Aim of the exercise: Restate the full listing word for word and leave the pictures out.

# Dataset records start

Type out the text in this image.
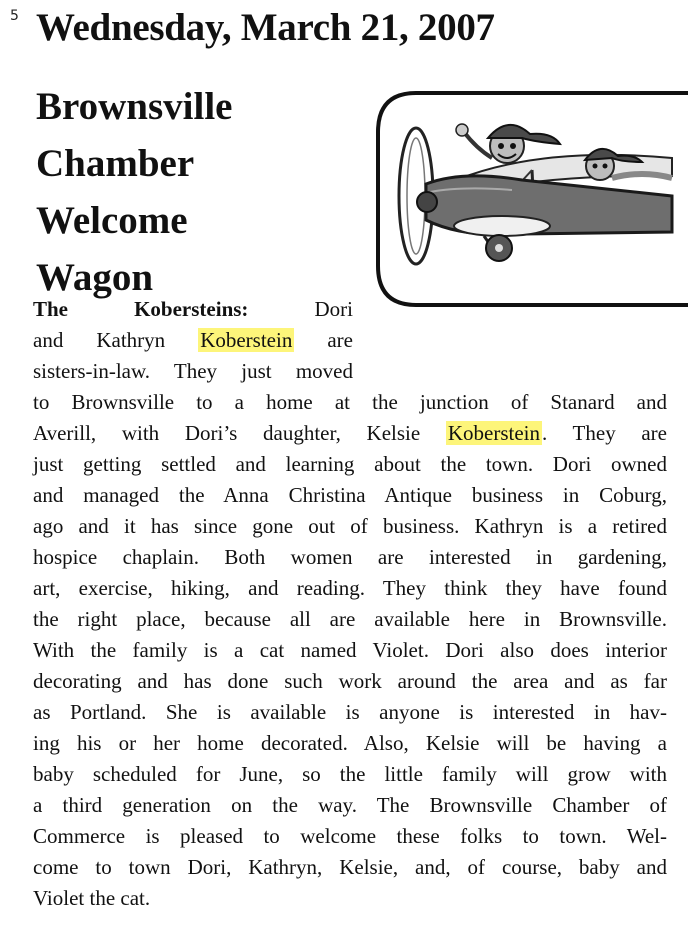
5 Wednesday, March 21, 2007
Brownsville
Chamber
Welcome
Wagon
The Kobersteins:	Dori
and Kathryn Koberstein are
sisters-in-law. They just moved
to Brownsville to a home at the junction of Stanard and
Averill, with Dori’s daughter, Kelsie Koberstein. They are
just getting settled and learning about the town. Dori owned
and managed the Anna Christina Antique business in Coburg,
ago and it has since gone out of business. Kathryn is a retired
hospice chaplain. Both women are interested in gardening,
art, exercise, hiking, and reading. They think they have found
the right place, because all are available here in Brownsville.
With the family is a cat named Violet. Dori also does interior
decorating and has done such work around the area and as far
as Portland. She is available is anyone is interested in hav-
ing his or her home decorated. Also, Kelsie will be having a
baby scheduled for June, so the little family will grow with
a third generation on the way. The Brownsville Chamber of
Commerce is pleased to welcome these folks to town. Wel-
come to town Dori, Kathryn, Kelsie, and, of course, baby and
Violet the cat.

# Dataset records end

Written answer:
Type out the text in this image.
5 Wednesday, March 21, 2007
Brownsville
Chamber
Welcome
Wagon
The Kobersteins:	Dori
and Kathryn Koberstein are
sisters-in-law. They just moved
to Brownsville to a home at the junction of Stanard and
Averill, with Dori’s daughter, Kelsie Koberstein. They are
just getting settled and learning about the town. Dori owned
and managed the Anna Christina Antique business in Coburg,
ago and it has since gone out of business. Kathryn is a retired
hospice chaplain. Both women are interested in gardening,
art, exercise, hiking, and reading. They think they have found
the right place, because all are available here in Brownsville.
With the family is a cat named Violet. Dori also does interior
decorating and has done such work around the area and as far
as Portland. She is available is anyone is interested in hav-
ing his or her home decorated. Also, Kelsie will be having a
baby scheduled for June, so the little family will grow with
a third generation on the way. The Brownsville Chamber of
Commerce is pleased to welcome these folks to town. Wel-
come to town Dori, Kathryn, Kelsie, and, of course, baby and
Violet the cat.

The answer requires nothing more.